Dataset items
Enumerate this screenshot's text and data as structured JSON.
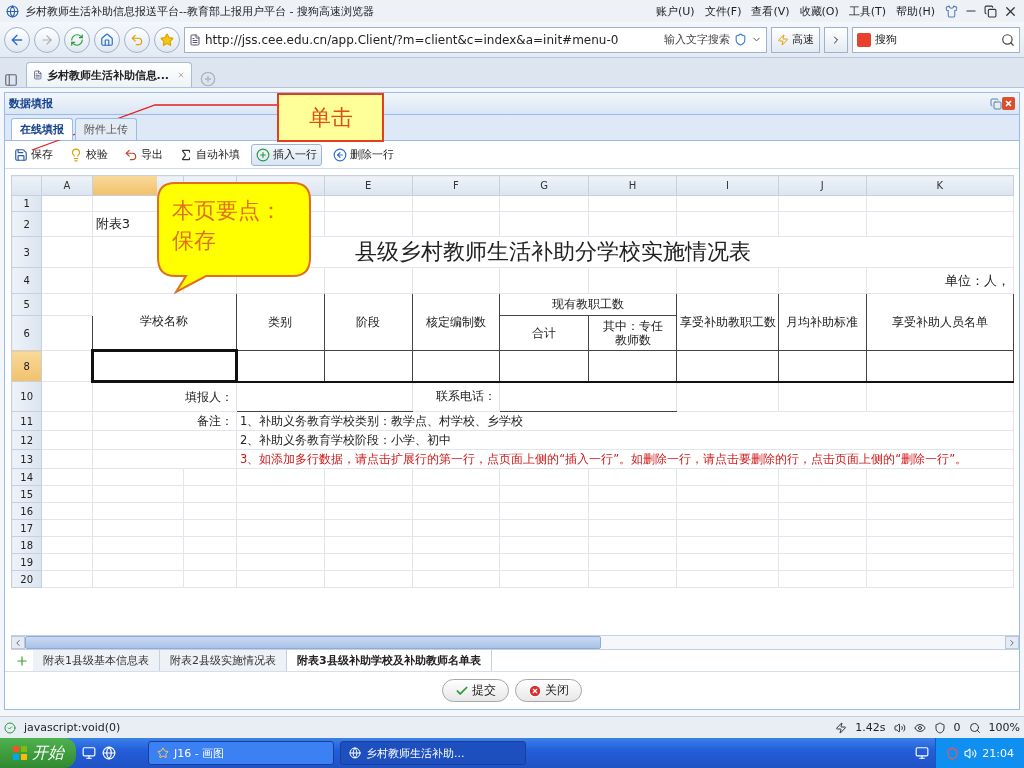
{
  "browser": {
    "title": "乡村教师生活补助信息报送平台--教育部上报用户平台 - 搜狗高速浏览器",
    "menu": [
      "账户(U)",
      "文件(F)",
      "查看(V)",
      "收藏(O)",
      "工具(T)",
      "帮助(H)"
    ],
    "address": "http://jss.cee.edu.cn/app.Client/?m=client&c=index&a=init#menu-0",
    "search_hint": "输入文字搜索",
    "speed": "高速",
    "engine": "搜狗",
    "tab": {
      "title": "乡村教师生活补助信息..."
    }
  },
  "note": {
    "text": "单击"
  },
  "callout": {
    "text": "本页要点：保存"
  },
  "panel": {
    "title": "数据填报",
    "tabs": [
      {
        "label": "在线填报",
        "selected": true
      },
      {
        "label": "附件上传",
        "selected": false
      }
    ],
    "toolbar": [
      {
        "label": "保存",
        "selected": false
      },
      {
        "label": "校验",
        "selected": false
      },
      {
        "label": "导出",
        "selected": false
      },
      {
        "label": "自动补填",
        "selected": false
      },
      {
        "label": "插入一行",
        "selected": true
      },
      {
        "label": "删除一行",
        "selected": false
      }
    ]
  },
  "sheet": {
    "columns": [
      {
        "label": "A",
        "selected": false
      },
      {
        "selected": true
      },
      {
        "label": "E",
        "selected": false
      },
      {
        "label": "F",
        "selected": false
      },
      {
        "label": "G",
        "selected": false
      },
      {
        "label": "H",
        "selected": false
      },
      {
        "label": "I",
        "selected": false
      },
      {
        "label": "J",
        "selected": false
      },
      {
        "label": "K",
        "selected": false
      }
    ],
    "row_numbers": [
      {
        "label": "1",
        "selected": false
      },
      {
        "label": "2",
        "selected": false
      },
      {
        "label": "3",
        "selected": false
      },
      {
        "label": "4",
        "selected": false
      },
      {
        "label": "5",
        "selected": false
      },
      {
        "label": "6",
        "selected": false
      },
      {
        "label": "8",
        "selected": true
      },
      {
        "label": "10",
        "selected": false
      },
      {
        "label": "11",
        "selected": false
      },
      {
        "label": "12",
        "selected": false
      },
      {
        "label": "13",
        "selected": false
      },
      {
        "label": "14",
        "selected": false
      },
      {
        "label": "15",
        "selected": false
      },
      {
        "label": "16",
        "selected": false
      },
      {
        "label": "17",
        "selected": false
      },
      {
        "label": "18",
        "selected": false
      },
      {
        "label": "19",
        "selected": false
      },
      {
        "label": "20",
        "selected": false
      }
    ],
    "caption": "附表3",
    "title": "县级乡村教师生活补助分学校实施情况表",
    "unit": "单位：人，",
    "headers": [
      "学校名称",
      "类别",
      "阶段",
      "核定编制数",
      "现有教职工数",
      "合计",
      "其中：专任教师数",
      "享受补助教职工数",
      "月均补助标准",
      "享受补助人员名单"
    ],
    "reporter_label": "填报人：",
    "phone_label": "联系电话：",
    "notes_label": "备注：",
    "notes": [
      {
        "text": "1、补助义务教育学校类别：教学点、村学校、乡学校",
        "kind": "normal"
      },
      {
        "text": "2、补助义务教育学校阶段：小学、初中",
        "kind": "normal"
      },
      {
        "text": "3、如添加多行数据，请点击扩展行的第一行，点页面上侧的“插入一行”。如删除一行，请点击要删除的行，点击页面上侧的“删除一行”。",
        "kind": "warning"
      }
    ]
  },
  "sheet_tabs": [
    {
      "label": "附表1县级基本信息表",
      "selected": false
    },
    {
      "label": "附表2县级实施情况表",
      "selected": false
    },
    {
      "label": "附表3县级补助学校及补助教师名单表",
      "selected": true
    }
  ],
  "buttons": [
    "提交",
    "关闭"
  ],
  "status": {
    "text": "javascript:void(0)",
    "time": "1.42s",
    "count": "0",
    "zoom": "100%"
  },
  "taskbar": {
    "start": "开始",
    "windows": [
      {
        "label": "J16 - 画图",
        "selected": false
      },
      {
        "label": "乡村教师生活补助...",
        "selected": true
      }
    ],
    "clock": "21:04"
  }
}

Work to complete>
State how many lines of the records above contain "text", with no words besides the number.

Response>
7